**STATED EXERCISE**. Will you quote all of the entries, word for word?

::::::

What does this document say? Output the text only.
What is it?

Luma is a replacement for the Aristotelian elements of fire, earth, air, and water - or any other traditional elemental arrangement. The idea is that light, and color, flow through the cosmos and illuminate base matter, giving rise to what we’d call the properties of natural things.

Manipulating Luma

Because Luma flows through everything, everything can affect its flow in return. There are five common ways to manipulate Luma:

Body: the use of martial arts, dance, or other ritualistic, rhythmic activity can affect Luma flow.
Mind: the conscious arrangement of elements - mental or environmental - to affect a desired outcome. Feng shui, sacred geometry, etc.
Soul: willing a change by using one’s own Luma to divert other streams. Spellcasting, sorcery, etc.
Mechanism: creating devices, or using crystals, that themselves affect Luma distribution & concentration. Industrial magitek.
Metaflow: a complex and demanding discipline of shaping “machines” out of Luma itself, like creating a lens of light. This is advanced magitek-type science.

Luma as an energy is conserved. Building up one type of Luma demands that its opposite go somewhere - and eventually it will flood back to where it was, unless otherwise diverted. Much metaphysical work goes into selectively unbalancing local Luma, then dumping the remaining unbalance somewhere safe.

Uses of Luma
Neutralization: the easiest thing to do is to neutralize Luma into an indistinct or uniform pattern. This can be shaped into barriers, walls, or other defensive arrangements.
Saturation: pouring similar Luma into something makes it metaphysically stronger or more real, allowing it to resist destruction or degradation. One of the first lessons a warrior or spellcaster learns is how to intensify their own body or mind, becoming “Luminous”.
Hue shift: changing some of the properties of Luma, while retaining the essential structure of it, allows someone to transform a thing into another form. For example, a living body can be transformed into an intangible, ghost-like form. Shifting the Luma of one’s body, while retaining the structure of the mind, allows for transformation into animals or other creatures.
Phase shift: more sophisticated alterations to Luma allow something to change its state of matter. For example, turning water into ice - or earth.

::::::

**THE RESULT**.
What does this document say? Output the text only.
What is it?

Luma is a replacement for the Aristotelian elements of fire, earth, air, and water - or any other traditional elemental arrangement. The idea is that light, and color, flow through the cosmos and illuminate base matter, giving rise to what we’d call the properties of natural things.

Manipulating Luma

Because Luma flows through everything, everything can affect its flow in return. There are five common ways to manipulate Luma:

Body: the use of martial arts, dance, or other ritualistic, rhythmic activity can affect Luma flow.
Mind: the conscious arrangement of elements - mental or environmental - to affect a desired outcome. Feng shui, sacred geometry, etc.
Soul: willing a change by using one’s own Luma to divert other streams. Spellcasting, sorcery, etc.
Mechanism: creating devices, or using crystals, that themselves affect Luma distribution & concentration. Industrial magitek.
Metaflow: a complex and demanding discipline of shaping “machines” out of Luma itself, like creating a lens of light. This is advanced magitek-type science.

Luma as an energy is conserved. Building up one type of Luma demands that its opposite go somewhere - and eventually it will flood back to where it was, unless otherwise diverted. Much metaphysical work goes into selectively unbalancing local Luma, then dumping the remaining unbalance somewhere safe.

Uses of Luma
Neutralization: the easiest thing to do is to neutralize Luma into an indistinct or uniform pattern. This can be shaped into barriers, walls, or other defensive arrangements.
Saturation: pouring similar Luma into something makes it metaphysically stronger or more real, allowing it to resist destruction or degradation. One of the first lessons a warrior or spellcaster learns is how to intensify their own body or mind, becoming “Luminous”.
Hue shift: changing some of the properties of Luma, while retaining the essential structure of it, allows someone to transform a thing into another form. For example, a living body can be transformed into an intangible, ghost-like form. Shifting the Luma of one’s body, while retaining the structure of the mind, allows for transformation into animals or other creatures.
Phase shift: more sophisticated alterations to Luma allow something to change its state of matter. For example, turning water into ice - or earth.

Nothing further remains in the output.